►

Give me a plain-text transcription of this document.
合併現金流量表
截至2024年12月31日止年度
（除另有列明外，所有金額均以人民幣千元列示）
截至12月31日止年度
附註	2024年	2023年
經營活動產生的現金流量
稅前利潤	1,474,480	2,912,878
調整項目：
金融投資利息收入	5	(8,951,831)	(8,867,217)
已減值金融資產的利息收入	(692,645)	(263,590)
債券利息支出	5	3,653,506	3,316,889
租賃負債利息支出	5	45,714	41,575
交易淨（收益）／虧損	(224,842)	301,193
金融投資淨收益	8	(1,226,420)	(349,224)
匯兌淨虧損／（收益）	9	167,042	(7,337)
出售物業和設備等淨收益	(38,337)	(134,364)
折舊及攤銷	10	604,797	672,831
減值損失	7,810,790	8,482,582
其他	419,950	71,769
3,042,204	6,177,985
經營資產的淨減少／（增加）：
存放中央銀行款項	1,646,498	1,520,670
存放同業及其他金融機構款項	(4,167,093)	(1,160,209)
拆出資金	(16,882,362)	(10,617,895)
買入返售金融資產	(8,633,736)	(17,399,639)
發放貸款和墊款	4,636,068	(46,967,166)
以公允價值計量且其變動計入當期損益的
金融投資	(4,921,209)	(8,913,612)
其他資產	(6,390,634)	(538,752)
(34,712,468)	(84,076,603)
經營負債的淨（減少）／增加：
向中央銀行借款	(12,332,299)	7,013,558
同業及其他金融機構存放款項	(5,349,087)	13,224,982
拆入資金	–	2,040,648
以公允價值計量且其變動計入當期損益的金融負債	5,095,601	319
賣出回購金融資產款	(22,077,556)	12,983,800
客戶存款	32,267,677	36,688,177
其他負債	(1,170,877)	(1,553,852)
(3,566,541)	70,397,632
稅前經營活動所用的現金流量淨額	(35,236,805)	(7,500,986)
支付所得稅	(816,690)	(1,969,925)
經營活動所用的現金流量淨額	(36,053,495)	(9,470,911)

◄

Extract each line from the listing above, please, and repeat it exactly.

#### [EXERCISE SOLUTION]
Give me a plain-text transcription of this document.
合併現金流量表
截至2024年12月31日止年度
（除另有列明外，所有金額均以人民幣千元列示）
截至12月31日止年度
附註	2024年	2023年
經營活動產生的現金流量
稅前利潤	1,474,480	2,912,878
調整項目：
金融投資利息收入	5	(8,951,831)	(8,867,217)
已減值金融資產的利息收入	(692,645)	(263,590)
債券利息支出	5	3,653,506	3,316,889
租賃負債利息支出	5	45,714	41,575
交易淨（收益）／虧損	(224,842)	301,193
金融投資淨收益	8	(1,226,420)	(349,224)
匯兌淨虧損／（收益）	9	167,042	(7,337)
出售物業和設備等淨收益	(38,337)	(134,364)
折舊及攤銷	10	604,797	672,831
減值損失	7,810,790	8,482,582
其他	419,950	71,769
3,042,204	6,177,985
經營資產的淨減少／（增加）：
存放中央銀行款項	1,646,498	1,520,670
存放同業及其他金融機構款項	(4,167,093)	(1,160,209)
拆出資金	(16,882,362)	(10,617,895)
買入返售金融資產	(8,633,736)	(17,399,639)
發放貸款和墊款	4,636,068	(46,967,166)
以公允價值計量且其變動計入當期損益的
金融投資	(4,921,209)	(8,913,612)
其他資產	(6,390,634)	(538,752)
(34,712,468)	(84,076,603)
經營負債的淨（減少）／增加：
向中央銀行借款	(12,332,299)	7,013,558
同業及其他金融機構存放款項	(5,349,087)	13,224,982
拆入資金	–	2,040,648
以公允價值計量且其變動計入當期損益的金融負債	5,095,601	319
賣出回購金融資產款	(22,077,556)	12,983,800
客戶存款	32,267,677	36,688,177
其他負債	(1,170,877)	(1,553,852)
(3,566,541)	70,397,632
稅前經營活動所用的現金流量淨額	(35,236,805)	(7,500,986)
支付所得稅	(816,690)	(1,969,925)
經營活動所用的現金流量淨額	(36,053,495)	(9,470,911)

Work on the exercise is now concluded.